→ **Task brief**
Leave out the pictures and copy each record below exactly.

→ **Data section**

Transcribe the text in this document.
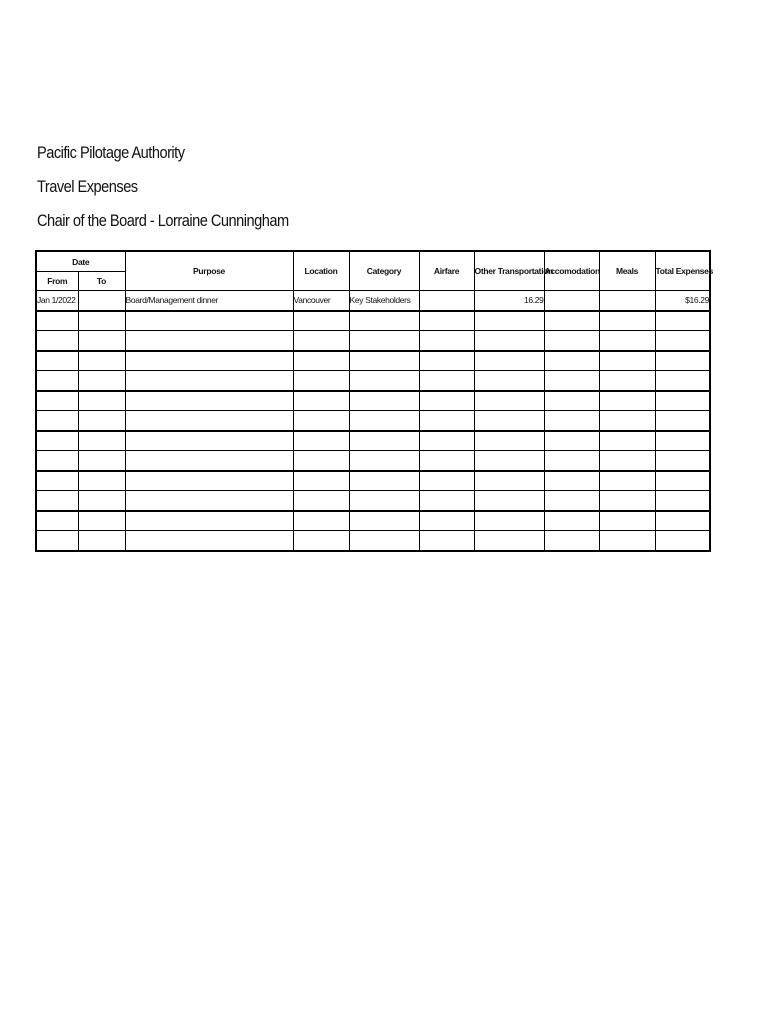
Pacific Pilotage Authority
Travel Expenses
Chair of the Board - Lorraine Cunningham
Date		Purpose	Location	Category	Airfare	Other Transportation	Accomodation	Meals	Total Expenses
From	To								
Jan 1/2022		Board/Management dinner	Vancouver	Key Stakeholders		16.29			$16.29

→ **Answer to this problem**
Transcribe the text in this document.
Pacific Pilotage Authority
Travel Expenses
Chair of the Board - Lorraine Cunningham
Date		Purpose	Location	Category	Airfare	Other Transportation	Accomodation	Meals	Total Expenses
From	To								
Jan 1/2022		Board/Management dinner	Vancouver	Key Stakeholders		16.29			$16.29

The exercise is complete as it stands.